*WRITTEN REQUEST*
Present the following data again exactly as it is shown.

*PROVIDED DATA*

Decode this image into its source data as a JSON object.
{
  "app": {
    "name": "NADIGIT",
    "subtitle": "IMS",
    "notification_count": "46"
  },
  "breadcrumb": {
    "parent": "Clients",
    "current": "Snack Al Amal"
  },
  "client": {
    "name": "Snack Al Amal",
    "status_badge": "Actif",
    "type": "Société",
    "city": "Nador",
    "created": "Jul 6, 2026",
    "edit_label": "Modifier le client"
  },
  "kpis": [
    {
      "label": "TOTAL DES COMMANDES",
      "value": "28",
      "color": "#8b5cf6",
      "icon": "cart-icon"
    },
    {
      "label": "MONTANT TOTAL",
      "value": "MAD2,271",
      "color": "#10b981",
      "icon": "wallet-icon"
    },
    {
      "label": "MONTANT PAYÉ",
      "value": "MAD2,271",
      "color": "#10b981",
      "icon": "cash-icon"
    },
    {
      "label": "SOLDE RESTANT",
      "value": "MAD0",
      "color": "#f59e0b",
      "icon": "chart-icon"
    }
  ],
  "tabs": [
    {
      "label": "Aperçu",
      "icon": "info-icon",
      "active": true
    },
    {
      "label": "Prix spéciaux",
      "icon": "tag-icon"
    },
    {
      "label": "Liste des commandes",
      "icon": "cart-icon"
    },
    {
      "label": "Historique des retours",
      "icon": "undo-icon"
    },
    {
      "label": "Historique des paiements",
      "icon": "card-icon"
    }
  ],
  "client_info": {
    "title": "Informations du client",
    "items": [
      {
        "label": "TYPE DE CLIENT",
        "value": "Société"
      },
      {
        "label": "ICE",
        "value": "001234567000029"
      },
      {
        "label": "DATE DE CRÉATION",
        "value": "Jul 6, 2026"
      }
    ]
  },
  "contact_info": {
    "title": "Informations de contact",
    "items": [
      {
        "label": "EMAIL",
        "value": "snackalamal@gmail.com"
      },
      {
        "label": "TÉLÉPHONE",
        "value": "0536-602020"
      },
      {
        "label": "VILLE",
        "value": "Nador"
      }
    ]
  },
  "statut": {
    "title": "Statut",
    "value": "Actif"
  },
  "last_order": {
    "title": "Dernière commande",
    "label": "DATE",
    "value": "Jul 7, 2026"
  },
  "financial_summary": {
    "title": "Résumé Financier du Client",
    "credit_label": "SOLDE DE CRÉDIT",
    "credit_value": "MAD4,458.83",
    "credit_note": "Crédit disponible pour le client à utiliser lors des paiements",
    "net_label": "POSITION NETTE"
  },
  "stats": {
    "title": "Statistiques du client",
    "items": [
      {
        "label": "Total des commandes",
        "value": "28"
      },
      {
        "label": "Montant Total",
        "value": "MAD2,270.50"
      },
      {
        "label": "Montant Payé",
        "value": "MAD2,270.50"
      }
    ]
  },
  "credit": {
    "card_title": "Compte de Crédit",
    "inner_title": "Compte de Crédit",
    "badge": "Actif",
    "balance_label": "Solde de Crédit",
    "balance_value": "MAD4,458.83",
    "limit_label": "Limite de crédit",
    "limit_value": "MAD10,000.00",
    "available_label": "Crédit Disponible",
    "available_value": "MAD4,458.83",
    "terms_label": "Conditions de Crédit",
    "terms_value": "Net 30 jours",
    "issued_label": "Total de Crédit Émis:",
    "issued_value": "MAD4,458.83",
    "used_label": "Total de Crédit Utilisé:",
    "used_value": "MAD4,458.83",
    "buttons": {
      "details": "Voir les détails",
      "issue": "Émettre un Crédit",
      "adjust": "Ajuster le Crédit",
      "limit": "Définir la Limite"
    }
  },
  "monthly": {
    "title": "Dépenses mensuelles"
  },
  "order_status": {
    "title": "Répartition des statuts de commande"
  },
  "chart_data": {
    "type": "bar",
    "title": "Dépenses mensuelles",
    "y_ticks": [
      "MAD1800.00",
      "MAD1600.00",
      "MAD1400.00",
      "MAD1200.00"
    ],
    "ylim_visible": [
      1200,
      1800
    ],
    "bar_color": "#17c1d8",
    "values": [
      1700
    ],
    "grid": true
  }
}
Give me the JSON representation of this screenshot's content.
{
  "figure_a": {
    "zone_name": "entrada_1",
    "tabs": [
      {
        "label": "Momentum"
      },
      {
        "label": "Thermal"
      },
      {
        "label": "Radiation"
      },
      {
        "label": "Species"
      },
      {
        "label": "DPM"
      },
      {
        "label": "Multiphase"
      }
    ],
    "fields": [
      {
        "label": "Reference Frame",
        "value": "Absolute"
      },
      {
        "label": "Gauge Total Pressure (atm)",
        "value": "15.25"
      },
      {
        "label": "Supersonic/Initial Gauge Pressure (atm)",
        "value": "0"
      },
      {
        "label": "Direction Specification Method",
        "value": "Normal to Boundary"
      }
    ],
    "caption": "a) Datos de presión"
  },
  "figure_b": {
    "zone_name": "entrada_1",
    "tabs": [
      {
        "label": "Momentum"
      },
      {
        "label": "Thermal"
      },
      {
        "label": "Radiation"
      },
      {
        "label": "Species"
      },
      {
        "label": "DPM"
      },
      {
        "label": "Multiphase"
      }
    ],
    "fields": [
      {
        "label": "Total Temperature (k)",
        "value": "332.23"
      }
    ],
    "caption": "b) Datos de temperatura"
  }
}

*OUTPUT OF THE EXERCISE*
Decode this image into its source data as a JSON object.
{
  "app": {
    "name": "NADIGIT",
    "subtitle": "IMS",
    "notification_count": "46"
  },
  "breadcrumb": {
    "parent": "Clients",
    "current": "Snack Al Amal"
  },
  "client": {
    "name": "Snack Al Amal",
    "status_badge": "Actif",
    "type": "Société",
    "city": "Nador",
    "created": "Jul 6, 2026",
    "edit_label": "Modifier le client"
  },
  "kpis": [
    {
      "label": "TOTAL DES COMMANDES",
      "value": "28",
      "color": "#8b5cf6",
      "icon": "cart-icon"
    },
    {
      "label": "MONTANT TOTAL",
      "value": "MAD2,271",
      "color": "#10b981",
      "icon": "wallet-icon"
    },
    {
      "label": "MONTANT PAYÉ",
      "value": "MAD2,271",
      "color": "#10b981",
      "icon": "cash-icon"
    },
    {
      "label": "SOLDE RESTANT",
      "value": "MAD0",
      "color": "#f59e0b",
      "icon": "chart-icon"
    }
  ],
  "tabs": [
    {
      "label": "Aperçu",
      "icon": "info-icon",
      "active": true
    },
    {
      "label": "Prix spéciaux",
      "icon": "tag-icon"
    },
    {
      "label": "Liste des commandes",
      "icon": "cart-icon"
    },
    {
      "label": "Historique des retours",
      "icon": "undo-icon"
    },
    {
      "label": "Historique des paiements",
      "icon": "card-icon"
    }
  ],
  "client_info": {
    "title": "Informations du client",
    "items": [
      {
        "label": "TYPE DE CLIENT",
        "value": "Société"
      },
      {
        "label": "ICE",
        "value": "001234567000029"
      },
      {
        "label": "DATE DE CRÉATION",
        "value": "Jul 6, 2026"
      }
    ]
  },
  "contact_info": {
    "title": "Informations de contact",
    "items": [
      {
        "label": "EMAIL",
        "value": "snackalamal@gmail.com"
      },
      {
        "label": "TÉLÉPHONE",
        "value": "0536-602020"
      },
      {
        "label": "VILLE",
        "value": "Nador"
      }
    ]
  },
  "statut": {
    "title": "Statut",
    "value": "Actif"
  },
  "last_order": {
    "title": "Dernière commande",
    "label": "DATE",
    "value": "Jul 7, 2026"
  },
  "financial_summary": {
    "title": "Résumé Financier du Client",
    "credit_label": "SOLDE DE CRÉDIT",
    "credit_value": "MAD4,458.83",
    "credit_note": "Crédit disponible pour le client à utiliser lors des paiements",
    "net_label": "POSITION NETTE"
  },
  "stats": {
    "title": "Statistiques du client",
    "items": [
      {
        "label": "Total des commandes",
        "value": "28"
      },
      {
        "label": "Montant Total",
        "value": "MAD2,270.50"
      },
      {
        "label": "Montant Payé",
        "value": "MAD2,270.50"
      }
    ]
  },
  "credit": {
    "card_title": "Compte de Crédit",
    "inner_title": "Compte de Crédit",
    "badge": "Actif",
    "balance_label": "Solde de Crédit",
    "balance_value": "MAD4,458.83",
    "limit_label": "Limite de crédit",
    "limit_value": "MAD10,000.00",
    "available_label": "Crédit Disponible",
    "available_value": "MAD4,458.83",
    "terms_label": "Conditions de Crédit",
    "terms_value": "Net 30 jours",
    "issued_label": "Total de Crédit Émis:",
    "issued_value": "MAD4,458.83",
    "used_label": "Total de Crédit Utilisé:",
    "used_value": "MAD4,458.83",
    "buttons": {
      "details": "Voir les détails",
      "issue": "Émettre un Crédit",
      "adjust": "Ajuster le Crédit",
      "limit": "Définir la Limite"
    }
  },
  "monthly": {
    "title": "Dépenses mensuelles"
  },
  "order_status": {
    "title": "Répartition des statuts de commande"
  },
  "chart_data": {
    "type": "bar",
    "title": "Dépenses mensuelles",
    "y_ticks": [
      "MAD1800.00",
      "MAD1600.00",
      "MAD1400.00",
      "MAD1200.00"
    ],
    "ylim_visible": [
      1200,
      1800
    ],
    "bar_color": "#17c1d8",
    "values": [
      1700
    ],
    "grid": true
  }
}
Give me the JSON representation of this screenshot's content.
{
  "figure_a": {
    "zone_name": "entrada_1",
    "tabs": [
      {
        "label": "Momentum"
      },
      {
        "label": "Thermal"
      },
      {
        "label": "Radiation"
      },
      {
        "label": "Species"
      },
      {
        "label": "DPM"
      },
      {
        "label": "Multiphase"
      }
    ],
    "fields": [
      {
        "label": "Reference Frame",
        "value": "Absolute"
      },
      {
        "label": "Gauge Total Pressure (atm)",
        "value": "15.25"
      },
      {
        "label": "Supersonic/Initial Gauge Pressure (atm)",
        "value": "0"
      },
      {
        "label": "Direction Specification Method",
        "value": "Normal to Boundary"
      }
    ],
    "caption": "a) Datos de presión"
  },
  "figure_b": {
    "zone_name": "entrada_1",
    "tabs": [
      {
        "label": "Momentum"
      },
      {
        "label": "Thermal"
      },
      {
        "label": "Radiation"
      },
      {
        "label": "Species"
      },
      {
        "label": "DPM"
      },
      {
        "label": "Multiphase"
      }
    ],
    "fields": [
      {
        "label": "Total Temperature (k)",
        "value": "332.23"
      }
    ],
    "caption": "b) Datos de temperatura"
  }
}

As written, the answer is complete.